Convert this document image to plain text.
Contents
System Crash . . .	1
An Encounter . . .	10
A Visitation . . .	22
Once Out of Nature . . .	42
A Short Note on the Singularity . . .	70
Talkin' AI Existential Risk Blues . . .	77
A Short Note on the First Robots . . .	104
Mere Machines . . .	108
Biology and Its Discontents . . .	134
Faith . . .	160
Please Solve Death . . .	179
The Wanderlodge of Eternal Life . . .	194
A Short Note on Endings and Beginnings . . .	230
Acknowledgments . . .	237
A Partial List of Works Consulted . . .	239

* * * * *

> **Short task**
From the records above, please extract every line and repeat it exactly.

> **Answer in full**
Convert this document image to plain text.
Contents
System Crash . . .	1
An Encounter . . .	10
A Visitation . . .	22
Once Out of Nature . . .	42
A Short Note on the Singularity . . .	70
Talkin' AI Existential Risk Blues . . .	77
A Short Note on the First Robots . . .	104
Mere Machines . . .	108
Biology and Its Discontents . . .	134
Faith . . .	160
Please Solve Death . . .	179
The Wanderlodge of Eternal Life . . .	194
A Short Note on Endings and Beginnings . . .	230
Acknowledgments . . .	237
A Partial List of Works Consulted . . .	239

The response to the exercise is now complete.